◆ WHAT TO DO ◆
Copy the data that follows, character for character, minus the pictures.

• • • • •

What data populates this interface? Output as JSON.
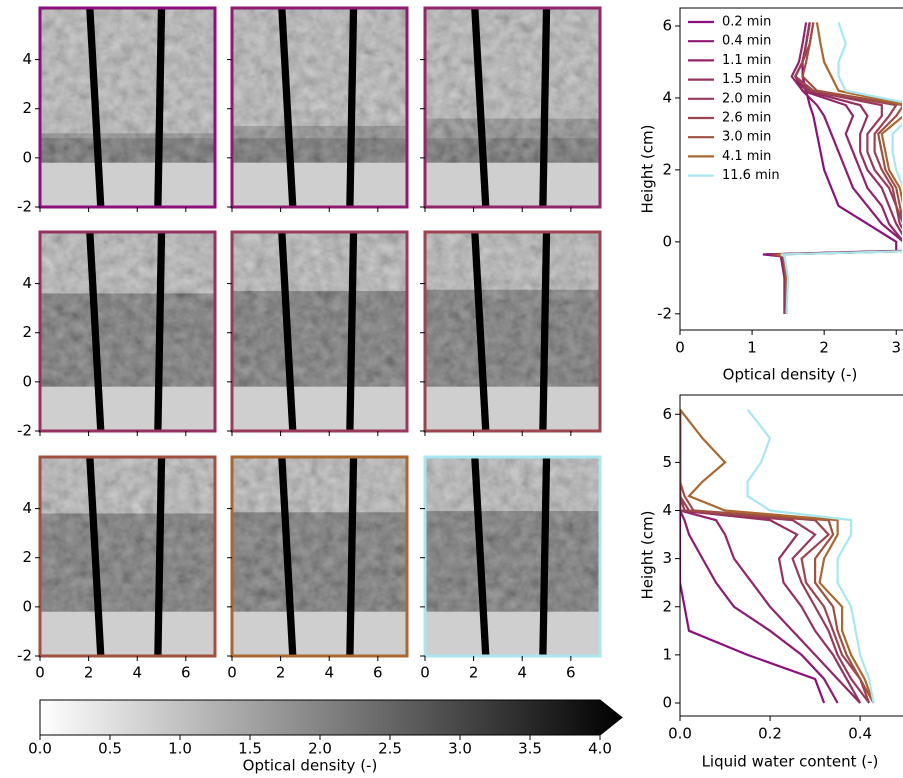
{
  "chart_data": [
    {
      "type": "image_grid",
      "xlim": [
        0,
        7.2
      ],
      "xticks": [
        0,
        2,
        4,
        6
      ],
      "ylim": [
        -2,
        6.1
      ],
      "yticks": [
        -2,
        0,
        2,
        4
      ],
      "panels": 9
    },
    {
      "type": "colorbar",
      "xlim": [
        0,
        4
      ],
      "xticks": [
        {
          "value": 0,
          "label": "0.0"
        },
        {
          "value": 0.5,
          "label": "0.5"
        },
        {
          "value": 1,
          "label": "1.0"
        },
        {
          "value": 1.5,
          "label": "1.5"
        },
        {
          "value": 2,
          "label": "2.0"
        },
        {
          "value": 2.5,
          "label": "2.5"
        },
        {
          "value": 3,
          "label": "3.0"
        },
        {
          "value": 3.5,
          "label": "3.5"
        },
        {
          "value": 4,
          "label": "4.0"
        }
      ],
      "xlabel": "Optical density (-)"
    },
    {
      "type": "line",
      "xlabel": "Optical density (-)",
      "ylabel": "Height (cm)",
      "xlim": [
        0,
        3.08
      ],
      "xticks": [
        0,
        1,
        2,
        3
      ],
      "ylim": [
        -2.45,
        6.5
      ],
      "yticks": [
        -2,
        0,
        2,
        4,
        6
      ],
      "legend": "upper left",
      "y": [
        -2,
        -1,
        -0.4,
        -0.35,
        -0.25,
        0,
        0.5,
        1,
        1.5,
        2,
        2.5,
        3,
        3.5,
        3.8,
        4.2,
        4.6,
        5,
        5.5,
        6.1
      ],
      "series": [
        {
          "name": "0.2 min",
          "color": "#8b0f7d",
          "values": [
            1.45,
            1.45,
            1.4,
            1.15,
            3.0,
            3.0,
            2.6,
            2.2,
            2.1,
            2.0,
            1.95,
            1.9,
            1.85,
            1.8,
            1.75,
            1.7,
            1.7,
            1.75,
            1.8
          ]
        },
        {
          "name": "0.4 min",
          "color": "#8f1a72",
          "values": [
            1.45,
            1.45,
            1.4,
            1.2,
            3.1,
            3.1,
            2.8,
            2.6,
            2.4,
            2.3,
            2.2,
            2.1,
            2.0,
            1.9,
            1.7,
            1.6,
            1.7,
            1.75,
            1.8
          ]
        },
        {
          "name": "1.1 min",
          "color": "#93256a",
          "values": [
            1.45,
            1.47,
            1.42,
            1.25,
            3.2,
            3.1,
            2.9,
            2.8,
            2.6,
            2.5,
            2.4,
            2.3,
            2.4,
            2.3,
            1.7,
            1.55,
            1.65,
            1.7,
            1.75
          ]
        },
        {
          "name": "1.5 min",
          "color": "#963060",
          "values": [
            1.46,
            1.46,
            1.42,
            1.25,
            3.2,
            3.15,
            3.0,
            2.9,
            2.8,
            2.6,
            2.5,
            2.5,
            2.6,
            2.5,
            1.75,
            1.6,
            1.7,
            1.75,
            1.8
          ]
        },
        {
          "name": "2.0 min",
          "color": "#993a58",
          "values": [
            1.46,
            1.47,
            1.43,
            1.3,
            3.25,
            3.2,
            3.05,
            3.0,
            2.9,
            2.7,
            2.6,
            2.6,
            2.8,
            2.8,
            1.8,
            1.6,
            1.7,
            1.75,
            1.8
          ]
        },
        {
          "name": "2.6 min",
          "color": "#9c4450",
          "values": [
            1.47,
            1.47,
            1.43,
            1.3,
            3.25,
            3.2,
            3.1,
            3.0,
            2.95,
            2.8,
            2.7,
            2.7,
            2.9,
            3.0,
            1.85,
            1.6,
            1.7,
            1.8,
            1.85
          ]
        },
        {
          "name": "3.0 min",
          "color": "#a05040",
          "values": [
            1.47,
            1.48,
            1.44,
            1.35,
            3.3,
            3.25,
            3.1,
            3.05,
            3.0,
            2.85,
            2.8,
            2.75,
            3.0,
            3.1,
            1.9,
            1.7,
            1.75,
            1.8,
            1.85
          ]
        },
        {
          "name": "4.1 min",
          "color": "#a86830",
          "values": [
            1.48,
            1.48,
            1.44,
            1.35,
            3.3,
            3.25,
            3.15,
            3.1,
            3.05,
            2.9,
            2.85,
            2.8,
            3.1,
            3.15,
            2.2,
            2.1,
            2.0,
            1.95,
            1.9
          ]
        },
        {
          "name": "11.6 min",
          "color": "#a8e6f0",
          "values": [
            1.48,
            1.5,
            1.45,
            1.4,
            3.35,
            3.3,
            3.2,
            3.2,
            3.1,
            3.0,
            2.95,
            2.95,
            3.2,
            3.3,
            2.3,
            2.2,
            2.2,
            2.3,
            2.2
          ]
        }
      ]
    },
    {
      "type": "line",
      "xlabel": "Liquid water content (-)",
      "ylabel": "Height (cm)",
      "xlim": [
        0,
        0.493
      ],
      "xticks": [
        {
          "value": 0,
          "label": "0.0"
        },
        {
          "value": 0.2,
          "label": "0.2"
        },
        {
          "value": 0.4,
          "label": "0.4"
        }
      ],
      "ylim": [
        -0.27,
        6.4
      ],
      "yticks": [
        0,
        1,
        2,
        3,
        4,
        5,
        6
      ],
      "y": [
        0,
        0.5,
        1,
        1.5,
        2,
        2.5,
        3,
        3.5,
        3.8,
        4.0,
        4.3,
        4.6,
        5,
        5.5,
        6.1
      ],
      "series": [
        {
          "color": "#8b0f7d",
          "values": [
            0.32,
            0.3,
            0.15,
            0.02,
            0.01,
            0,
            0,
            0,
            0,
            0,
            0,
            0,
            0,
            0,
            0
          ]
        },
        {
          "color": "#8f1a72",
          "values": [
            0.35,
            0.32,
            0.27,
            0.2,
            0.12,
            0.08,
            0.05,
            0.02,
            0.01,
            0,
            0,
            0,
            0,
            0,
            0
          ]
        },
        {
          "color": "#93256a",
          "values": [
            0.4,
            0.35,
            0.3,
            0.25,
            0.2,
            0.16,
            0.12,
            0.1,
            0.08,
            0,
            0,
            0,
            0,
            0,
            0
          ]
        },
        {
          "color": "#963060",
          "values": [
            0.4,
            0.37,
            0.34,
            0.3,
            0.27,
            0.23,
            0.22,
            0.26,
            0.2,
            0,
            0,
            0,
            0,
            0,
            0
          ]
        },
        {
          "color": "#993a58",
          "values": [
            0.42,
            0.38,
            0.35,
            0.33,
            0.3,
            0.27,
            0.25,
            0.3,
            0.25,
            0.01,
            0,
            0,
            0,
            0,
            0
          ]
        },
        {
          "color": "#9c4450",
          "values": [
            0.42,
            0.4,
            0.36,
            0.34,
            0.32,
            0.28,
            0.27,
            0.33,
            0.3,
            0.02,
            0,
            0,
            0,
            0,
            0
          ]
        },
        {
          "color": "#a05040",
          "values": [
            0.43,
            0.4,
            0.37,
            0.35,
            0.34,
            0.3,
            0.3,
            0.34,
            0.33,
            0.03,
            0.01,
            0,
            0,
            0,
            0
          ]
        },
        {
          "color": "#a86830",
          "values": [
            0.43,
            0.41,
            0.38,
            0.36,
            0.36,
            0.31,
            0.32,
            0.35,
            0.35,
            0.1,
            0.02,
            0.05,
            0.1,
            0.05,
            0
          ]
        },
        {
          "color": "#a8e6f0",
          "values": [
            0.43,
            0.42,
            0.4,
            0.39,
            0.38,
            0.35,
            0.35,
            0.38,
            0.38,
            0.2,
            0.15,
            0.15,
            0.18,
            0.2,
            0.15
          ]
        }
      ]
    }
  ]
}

• • • • •

◆ REPLY ◆
What data populates this interface? Output as JSON.
{
  "chart_data": [
    {
      "type": "image_grid",
      "xlim": [
        0,
        7.2
      ],
      "xticks": [
        0,
        2,
        4,
        6
      ],
      "ylim": [
        -2,
        6.1
      ],
      "yticks": [
        -2,
        0,
        2,
        4
      ],
      "panels": 9
    },
    {
      "type": "colorbar",
      "xlim": [
        0,
        4
      ],
      "xticks": [
        {
          "value": 0,
          "label": "0.0"
        },
        {
          "value": 0.5,
          "label": "0.5"
        },
        {
          "value": 1,
          "label": "1.0"
        },
        {
          "value": 1.5,
          "label": "1.5"
        },
        {
          "value": 2,
          "label": "2.0"
        },
        {
          "value": 2.5,
          "label": "2.5"
        },
        {
          "value": 3,
          "label": "3.0"
        },
        {
          "value": 3.5,
          "label": "3.5"
        },
        {
          "value": 4,
          "label": "4.0"
        }
      ],
      "xlabel": "Optical density (-)"
    },
    {
      "type": "line",
      "xlabel": "Optical density (-)",
      "ylabel": "Height (cm)",
      "xlim": [
        0,
        3.08
      ],
      "xticks": [
        0,
        1,
        2,
        3
      ],
      "ylim": [
        -2.45,
        6.5
      ],
      "yticks": [
        -2,
        0,
        2,
        4,
        6
      ],
      "legend": "upper left",
      "y": [
        -2,
        -1,
        -0.4,
        -0.35,
        -0.25,
        0,
        0.5,
        1,
        1.5,
        2,
        2.5,
        3,
        3.5,
        3.8,
        4.2,
        4.6,
        5,
        5.5,
        6.1
      ],
      "series": [
        {
          "name": "0.2 min",
          "color": "#8b0f7d",
          "values": [
            1.45,
            1.45,
            1.4,
            1.15,
            3.0,
            3.0,
            2.6,
            2.2,
            2.1,
            2.0,
            1.95,
            1.9,
            1.85,
            1.8,
            1.75,
            1.7,
            1.7,
            1.75,
            1.8
          ]
        },
        {
          "name": "0.4 min",
          "color": "#8f1a72",
          "values": [
            1.45,
            1.45,
            1.4,
            1.2,
            3.1,
            3.1,
            2.8,
            2.6,
            2.4,
            2.3,
            2.2,
            2.1,
            2.0,
            1.9,
            1.7,
            1.6,
            1.7,
            1.75,
            1.8
          ]
        },
        {
          "name": "1.1 min",
          "color": "#93256a",
          "values": [
            1.45,
            1.47,
            1.42,
            1.25,
            3.2,
            3.1,
            2.9,
            2.8,
            2.6,
            2.5,
            2.4,
            2.3,
            2.4,
            2.3,
            1.7,
            1.55,
            1.65,
            1.7,
            1.75
          ]
        },
        {
          "name": "1.5 min",
          "color": "#963060",
          "values": [
            1.46,
            1.46,
            1.42,
            1.25,
            3.2,
            3.15,
            3.0,
            2.9,
            2.8,
            2.6,
            2.5,
            2.5,
            2.6,
            2.5,
            1.75,
            1.6,
            1.7,
            1.75,
            1.8
          ]
        },
        {
          "name": "2.0 min",
          "color": "#993a58",
          "values": [
            1.46,
            1.47,
            1.43,
            1.3,
            3.25,
            3.2,
            3.05,
            3.0,
            2.9,
            2.7,
            2.6,
            2.6,
            2.8,
            2.8,
            1.8,
            1.6,
            1.7,
            1.75,
            1.8
          ]
        },
        {
          "name": "2.6 min",
          "color": "#9c4450",
          "values": [
            1.47,
            1.47,
            1.43,
            1.3,
            3.25,
            3.2,
            3.1,
            3.0,
            2.95,
            2.8,
            2.7,
            2.7,
            2.9,
            3.0,
            1.85,
            1.6,
            1.7,
            1.8,
            1.85
          ]
        },
        {
          "name": "3.0 min",
          "color": "#a05040",
          "values": [
            1.47,
            1.48,
            1.44,
            1.35,
            3.3,
            3.25,
            3.1,
            3.05,
            3.0,
            2.85,
            2.8,
            2.75,
            3.0,
            3.1,
            1.9,
            1.7,
            1.75,
            1.8,
            1.85
          ]
        },
        {
          "name": "4.1 min",
          "color": "#a86830",
          "values": [
            1.48,
            1.48,
            1.44,
            1.35,
            3.3,
            3.25,
            3.15,
            3.1,
            3.05,
            2.9,
            2.85,
            2.8,
            3.1,
            3.15,
            2.2,
            2.1,
            2.0,
            1.95,
            1.9
          ]
        },
        {
          "name": "11.6 min",
          "color": "#a8e6f0",
          "values": [
            1.48,
            1.5,
            1.45,
            1.4,
            3.35,
            3.3,
            3.2,
            3.2,
            3.1,
            3.0,
            2.95,
            2.95,
            3.2,
            3.3,
            2.3,
            2.2,
            2.2,
            2.3,
            2.2
          ]
        }
      ]
    },
    {
      "type": "line",
      "xlabel": "Liquid water content (-)",
      "ylabel": "Height (cm)",
      "xlim": [
        0,
        0.493
      ],
      "xticks": [
        {
          "value": 0,
          "label": "0.0"
        },
        {
          "value": 0.2,
          "label": "0.2"
        },
        {
          "value": 0.4,
          "label": "0.4"
        }
      ],
      "ylim": [
        -0.27,
        6.4
      ],
      "yticks": [
        0,
        1,
        2,
        3,
        4,
        5,
        6
      ],
      "y": [
        0,
        0.5,
        1,
        1.5,
        2,
        2.5,
        3,
        3.5,
        3.8,
        4.0,
        4.3,
        4.6,
        5,
        5.5,
        6.1
      ],
      "series": [
        {
          "color": "#8b0f7d",
          "values": [
            0.32,
            0.3,
            0.15,
            0.02,
            0.01,
            0,
            0,
            0,
            0,
            0,
            0,
            0,
            0,
            0,
            0
          ]
        },
        {
          "color": "#8f1a72",
          "values": [
            0.35,
            0.32,
            0.27,
            0.2,
            0.12,
            0.08,
            0.05,
            0.02,
            0.01,
            0,
            0,
            0,
            0,
            0,
            0
          ]
        },
        {
          "color": "#93256a",
          "values": [
            0.4,
            0.35,
            0.3,
            0.25,
            0.2,
            0.16,
            0.12,
            0.1,
            0.08,
            0,
            0,
            0,
            0,
            0,
            0
          ]
        },
        {
          "color": "#963060",
          "values": [
            0.4,
            0.37,
            0.34,
            0.3,
            0.27,
            0.23,
            0.22,
            0.26,
            0.2,
            0,
            0,
            0,
            0,
            0,
            0
          ]
        },
        {
          "color": "#993a58",
          "values": [
            0.42,
            0.38,
            0.35,
            0.33,
            0.3,
            0.27,
            0.25,
            0.3,
            0.25,
            0.01,
            0,
            0,
            0,
            0,
            0
          ]
        },
        {
          "color": "#9c4450",
          "values": [
            0.42,
            0.4,
            0.36,
            0.34,
            0.32,
            0.28,
            0.27,
            0.33,
            0.3,
            0.02,
            0,
            0,
            0,
            0,
            0
          ]
        },
        {
          "color": "#a05040",
          "values": [
            0.43,
            0.4,
            0.37,
            0.35,
            0.34,
            0.3,
            0.3,
            0.34,
            0.33,
            0.03,
            0.01,
            0,
            0,
            0,
            0
          ]
        },
        {
          "color": "#a86830",
          "values": [
            0.43,
            0.41,
            0.38,
            0.36,
            0.36,
            0.31,
            0.32,
            0.35,
            0.35,
            0.1,
            0.02,
            0.05,
            0.1,
            0.05,
            0
          ]
        },
        {
          "color": "#a8e6f0",
          "values": [
            0.43,
            0.42,
            0.4,
            0.39,
            0.38,
            0.35,
            0.35,
            0.38,
            0.38,
            0.2,
            0.15,
            0.15,
            0.18,
            0.2,
            0.15
          ]
        }
      ]
    }
  ]
}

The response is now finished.